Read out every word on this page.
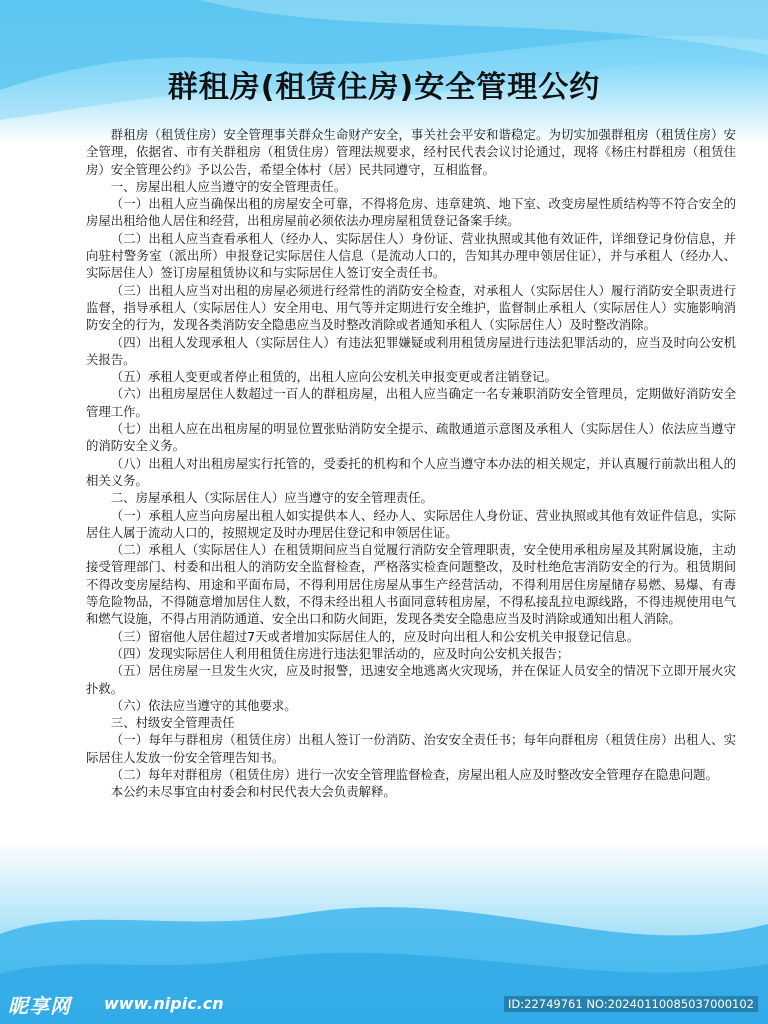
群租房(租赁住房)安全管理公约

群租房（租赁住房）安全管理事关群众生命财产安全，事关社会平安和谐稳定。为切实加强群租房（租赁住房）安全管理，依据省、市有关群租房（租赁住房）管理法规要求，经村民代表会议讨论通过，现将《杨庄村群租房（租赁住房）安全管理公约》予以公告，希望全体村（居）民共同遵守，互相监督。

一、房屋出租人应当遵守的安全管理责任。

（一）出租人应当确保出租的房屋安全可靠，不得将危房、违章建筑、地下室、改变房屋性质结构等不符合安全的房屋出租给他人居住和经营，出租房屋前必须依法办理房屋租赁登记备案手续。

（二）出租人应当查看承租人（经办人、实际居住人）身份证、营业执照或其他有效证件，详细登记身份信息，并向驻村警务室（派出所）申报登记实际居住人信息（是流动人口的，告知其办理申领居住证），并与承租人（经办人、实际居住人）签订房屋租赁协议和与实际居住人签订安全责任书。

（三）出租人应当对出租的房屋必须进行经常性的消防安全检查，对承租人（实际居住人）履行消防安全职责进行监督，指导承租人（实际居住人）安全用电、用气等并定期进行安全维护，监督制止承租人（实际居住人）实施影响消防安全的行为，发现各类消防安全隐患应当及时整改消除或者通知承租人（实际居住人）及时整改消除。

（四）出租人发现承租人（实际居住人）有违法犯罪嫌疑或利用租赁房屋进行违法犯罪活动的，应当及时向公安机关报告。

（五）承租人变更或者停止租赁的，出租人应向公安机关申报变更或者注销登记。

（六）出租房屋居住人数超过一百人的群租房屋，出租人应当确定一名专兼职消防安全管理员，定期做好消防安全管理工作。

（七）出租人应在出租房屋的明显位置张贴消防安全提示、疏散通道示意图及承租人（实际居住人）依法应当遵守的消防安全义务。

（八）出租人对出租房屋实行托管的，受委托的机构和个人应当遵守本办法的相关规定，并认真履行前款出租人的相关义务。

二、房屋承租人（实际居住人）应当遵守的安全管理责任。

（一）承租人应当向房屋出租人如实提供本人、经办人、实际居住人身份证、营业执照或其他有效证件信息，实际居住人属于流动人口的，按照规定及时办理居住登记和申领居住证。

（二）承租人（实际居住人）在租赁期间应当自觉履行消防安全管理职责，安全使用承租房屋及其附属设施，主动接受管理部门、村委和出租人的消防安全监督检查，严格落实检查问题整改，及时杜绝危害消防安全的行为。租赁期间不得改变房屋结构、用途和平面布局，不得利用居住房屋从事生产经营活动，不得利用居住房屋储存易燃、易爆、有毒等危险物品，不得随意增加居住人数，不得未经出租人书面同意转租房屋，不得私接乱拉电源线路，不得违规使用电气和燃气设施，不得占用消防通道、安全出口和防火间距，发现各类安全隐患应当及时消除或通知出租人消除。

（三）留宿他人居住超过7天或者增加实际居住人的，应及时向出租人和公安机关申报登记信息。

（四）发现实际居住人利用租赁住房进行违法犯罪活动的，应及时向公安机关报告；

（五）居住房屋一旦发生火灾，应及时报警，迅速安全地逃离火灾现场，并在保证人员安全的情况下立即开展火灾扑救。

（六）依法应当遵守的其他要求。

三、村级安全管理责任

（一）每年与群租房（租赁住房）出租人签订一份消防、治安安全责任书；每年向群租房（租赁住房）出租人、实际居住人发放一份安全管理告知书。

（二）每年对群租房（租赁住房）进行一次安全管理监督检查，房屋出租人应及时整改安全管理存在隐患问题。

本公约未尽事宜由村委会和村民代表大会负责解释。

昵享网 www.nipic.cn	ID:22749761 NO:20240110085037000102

--- WRITTEN PROBLEM ---
Transcribe all the records above word for word, without their images.

--- OUTPUT FOR THIS EXERCISE ---
Read out every word on this page.
群租房(租赁住房)安全管理公约

群租房（租赁住房）安全管理事关群众生命财产安全，事关社会平安和谐稳定。为切实加强群租房（租赁住房）安全管理，依据省、市有关群租房（租赁住房）管理法规要求，经村民代表会议讨论通过，现将《杨庄村群租房（租赁住房）安全管理公约》予以公告，希望全体村（居）民共同遵守，互相监督。

一、房屋出租人应当遵守的安全管理责任。

（一）出租人应当确保出租的房屋安全可靠，不得将危房、违章建筑、地下室、改变房屋性质结构等不符合安全的房屋出租给他人居住和经营，出租房屋前必须依法办理房屋租赁登记备案手续。

（二）出租人应当查看承租人（经办人、实际居住人）身份证、营业执照或其他有效证件，详细登记身份信息，并向驻村警务室（派出所）申报登记实际居住人信息（是流动人口的，告知其办理申领居住证），并与承租人（经办人、实际居住人）签订房屋租赁协议和与实际居住人签订安全责任书。

（三）出租人应当对出租的房屋必须进行经常性的消防安全检查，对承租人（实际居住人）履行消防安全职责进行监督，指导承租人（实际居住人）安全用电、用气等并定期进行安全维护，监督制止承租人（实际居住人）实施影响消防安全的行为，发现各类消防安全隐患应当及时整改消除或者通知承租人（实际居住人）及时整改消除。

（四）出租人发现承租人（实际居住人）有违法犯罪嫌疑或利用租赁房屋进行违法犯罪活动的，应当及时向公安机关报告。

（五）承租人变更或者停止租赁的，出租人应向公安机关申报变更或者注销登记。

（六）出租房屋居住人数超过一百人的群租房屋，出租人应当确定一名专兼职消防安全管理员，定期做好消防安全管理工作。

（七）出租人应在出租房屋的明显位置张贴消防安全提示、疏散通道示意图及承租人（实际居住人）依法应当遵守的消防安全义务。

（八）出租人对出租房屋实行托管的，受委托的机构和个人应当遵守本办法的相关规定，并认真履行前款出租人的相关义务。

二、房屋承租人（实际居住人）应当遵守的安全管理责任。

（一）承租人应当向房屋出租人如实提供本人、经办人、实际居住人身份证、营业执照或其他有效证件信息，实际居住人属于流动人口的，按照规定及时办理居住登记和申领居住证。

（二）承租人（实际居住人）在租赁期间应当自觉履行消防安全管理职责，安全使用承租房屋及其附属设施，主动接受管理部门、村委和出租人的消防安全监督检查，严格落实检查问题整改，及时杜绝危害消防安全的行为。租赁期间不得改变房屋结构、用途和平面布局，不得利用居住房屋从事生产经营活动，不得利用居住房屋储存易燃、易爆、有毒等危险物品，不得随意增加居住人数，不得未经出租人书面同意转租房屋，不得私接乱拉电源线路，不得违规使用电气和燃气设施，不得占用消防通道、安全出口和防火间距，发现各类安全隐患应当及时消除或通知出租人消除。

（三）留宿他人居住超过7天或者增加实际居住人的，应及时向出租人和公安机关申报登记信息。

（四）发现实际居住人利用租赁住房进行违法犯罪活动的，应及时向公安机关报告；

（五）居住房屋一旦发生火灾，应及时报警，迅速安全地逃离火灾现场，并在保证人员安全的情况下立即开展火灾扑救。

（六）依法应当遵守的其他要求。

三、村级安全管理责任

（一）每年与群租房（租赁住房）出租人签订一份消防、治安安全责任书；每年向群租房（租赁住房）出租人、实际居住人发放一份安全管理告知书。

（二）每年对群租房（租赁住房）进行一次安全管理监督检查，房屋出租人应及时整改安全管理存在隐患问题。

本公约未尽事宜由村委会和村民代表大会负责解释。

昵享网 www.nipic.cn	ID:22749761 NO:20240110085037000102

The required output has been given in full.